→ Your instructions: Say how many lines include the word "icon", using only a number.
— Start —
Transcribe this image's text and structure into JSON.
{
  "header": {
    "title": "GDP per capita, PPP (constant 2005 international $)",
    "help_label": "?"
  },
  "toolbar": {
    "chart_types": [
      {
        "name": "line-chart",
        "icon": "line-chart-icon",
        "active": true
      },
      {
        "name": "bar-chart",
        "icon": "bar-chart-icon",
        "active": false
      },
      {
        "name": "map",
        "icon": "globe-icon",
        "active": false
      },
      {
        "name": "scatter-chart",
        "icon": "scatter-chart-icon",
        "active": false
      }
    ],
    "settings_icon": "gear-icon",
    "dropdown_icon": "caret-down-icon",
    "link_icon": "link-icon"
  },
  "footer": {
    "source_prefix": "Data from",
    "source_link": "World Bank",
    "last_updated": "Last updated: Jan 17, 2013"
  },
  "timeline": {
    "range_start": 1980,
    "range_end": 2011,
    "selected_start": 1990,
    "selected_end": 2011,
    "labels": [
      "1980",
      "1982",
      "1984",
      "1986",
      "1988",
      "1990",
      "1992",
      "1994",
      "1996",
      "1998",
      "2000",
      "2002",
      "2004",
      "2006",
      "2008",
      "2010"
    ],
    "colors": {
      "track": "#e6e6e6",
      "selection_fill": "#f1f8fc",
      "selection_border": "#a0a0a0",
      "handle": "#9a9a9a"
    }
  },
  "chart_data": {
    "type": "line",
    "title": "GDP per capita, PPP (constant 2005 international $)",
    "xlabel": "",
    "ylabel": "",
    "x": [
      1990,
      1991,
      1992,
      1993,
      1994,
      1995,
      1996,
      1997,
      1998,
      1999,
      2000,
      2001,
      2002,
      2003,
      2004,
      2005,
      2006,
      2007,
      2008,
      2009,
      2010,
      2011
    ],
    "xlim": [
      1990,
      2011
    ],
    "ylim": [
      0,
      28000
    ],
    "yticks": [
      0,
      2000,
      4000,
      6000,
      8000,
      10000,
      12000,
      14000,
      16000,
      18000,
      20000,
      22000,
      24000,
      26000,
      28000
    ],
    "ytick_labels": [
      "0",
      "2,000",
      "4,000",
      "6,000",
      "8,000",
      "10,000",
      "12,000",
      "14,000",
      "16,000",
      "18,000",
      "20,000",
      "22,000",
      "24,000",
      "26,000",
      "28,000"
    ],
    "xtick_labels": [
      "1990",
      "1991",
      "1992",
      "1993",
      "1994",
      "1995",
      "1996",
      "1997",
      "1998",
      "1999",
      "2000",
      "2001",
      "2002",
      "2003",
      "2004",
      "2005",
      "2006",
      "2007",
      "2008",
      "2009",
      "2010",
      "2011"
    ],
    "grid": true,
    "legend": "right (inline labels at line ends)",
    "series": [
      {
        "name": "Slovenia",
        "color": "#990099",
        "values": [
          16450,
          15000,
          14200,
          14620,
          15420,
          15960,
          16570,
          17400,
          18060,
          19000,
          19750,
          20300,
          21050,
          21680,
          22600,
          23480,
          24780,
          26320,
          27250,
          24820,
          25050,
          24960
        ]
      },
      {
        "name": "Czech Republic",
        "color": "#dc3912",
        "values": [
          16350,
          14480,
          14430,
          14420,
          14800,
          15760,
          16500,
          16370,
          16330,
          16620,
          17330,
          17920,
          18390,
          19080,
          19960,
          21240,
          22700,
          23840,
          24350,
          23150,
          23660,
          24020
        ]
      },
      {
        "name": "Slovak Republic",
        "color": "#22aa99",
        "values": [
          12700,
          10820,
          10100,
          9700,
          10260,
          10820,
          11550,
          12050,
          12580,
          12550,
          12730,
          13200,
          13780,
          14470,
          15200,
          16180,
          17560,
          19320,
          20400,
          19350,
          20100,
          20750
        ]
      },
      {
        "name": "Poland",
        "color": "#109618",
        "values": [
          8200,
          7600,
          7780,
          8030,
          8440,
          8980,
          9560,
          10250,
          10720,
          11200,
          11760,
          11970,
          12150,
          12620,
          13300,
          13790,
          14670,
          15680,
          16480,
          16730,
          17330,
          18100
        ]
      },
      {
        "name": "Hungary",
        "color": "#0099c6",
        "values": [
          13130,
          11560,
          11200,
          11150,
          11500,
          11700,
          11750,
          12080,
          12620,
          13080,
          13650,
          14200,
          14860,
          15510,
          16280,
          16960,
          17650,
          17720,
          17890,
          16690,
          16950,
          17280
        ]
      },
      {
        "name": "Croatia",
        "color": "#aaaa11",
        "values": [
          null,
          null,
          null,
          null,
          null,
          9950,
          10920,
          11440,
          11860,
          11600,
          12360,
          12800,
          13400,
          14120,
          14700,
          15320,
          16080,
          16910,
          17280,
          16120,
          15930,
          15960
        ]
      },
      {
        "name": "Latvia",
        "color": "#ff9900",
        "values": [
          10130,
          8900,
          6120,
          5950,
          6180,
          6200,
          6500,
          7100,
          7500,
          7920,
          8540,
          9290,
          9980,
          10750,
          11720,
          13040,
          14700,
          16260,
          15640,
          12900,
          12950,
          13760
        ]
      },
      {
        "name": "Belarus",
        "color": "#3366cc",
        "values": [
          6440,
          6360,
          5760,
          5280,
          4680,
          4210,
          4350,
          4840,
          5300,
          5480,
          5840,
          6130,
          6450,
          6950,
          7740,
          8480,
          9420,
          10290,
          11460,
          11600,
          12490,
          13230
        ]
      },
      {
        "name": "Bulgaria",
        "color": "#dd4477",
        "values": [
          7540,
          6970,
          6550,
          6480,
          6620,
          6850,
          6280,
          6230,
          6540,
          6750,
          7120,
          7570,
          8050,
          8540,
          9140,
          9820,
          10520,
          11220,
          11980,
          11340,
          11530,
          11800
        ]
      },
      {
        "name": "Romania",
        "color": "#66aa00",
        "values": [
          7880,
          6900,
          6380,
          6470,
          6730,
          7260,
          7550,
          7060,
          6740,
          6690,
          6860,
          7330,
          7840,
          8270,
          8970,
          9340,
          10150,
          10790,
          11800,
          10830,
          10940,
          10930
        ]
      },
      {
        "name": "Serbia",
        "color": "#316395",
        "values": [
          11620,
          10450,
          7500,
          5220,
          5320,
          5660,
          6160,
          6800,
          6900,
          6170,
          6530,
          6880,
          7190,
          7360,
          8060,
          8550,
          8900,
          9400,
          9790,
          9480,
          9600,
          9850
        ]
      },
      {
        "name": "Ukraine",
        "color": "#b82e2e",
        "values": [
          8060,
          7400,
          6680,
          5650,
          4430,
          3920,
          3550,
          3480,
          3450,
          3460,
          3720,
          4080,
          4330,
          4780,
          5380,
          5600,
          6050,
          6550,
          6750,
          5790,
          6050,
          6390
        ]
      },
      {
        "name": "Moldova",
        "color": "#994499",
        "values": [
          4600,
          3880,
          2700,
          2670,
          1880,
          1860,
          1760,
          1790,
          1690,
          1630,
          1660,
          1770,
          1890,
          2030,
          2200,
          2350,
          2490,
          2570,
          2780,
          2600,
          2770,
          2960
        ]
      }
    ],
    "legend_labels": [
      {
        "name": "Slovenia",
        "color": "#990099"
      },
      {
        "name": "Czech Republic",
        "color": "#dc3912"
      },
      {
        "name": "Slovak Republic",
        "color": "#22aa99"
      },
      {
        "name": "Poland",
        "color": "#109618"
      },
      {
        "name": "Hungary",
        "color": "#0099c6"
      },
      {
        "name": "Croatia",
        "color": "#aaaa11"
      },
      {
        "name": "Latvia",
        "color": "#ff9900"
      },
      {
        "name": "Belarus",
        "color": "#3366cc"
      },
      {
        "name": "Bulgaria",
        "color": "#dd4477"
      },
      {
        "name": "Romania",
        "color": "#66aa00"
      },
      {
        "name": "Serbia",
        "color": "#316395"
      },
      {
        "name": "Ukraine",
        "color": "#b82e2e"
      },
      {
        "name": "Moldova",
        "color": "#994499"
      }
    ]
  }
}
— End —
→ Written response: 7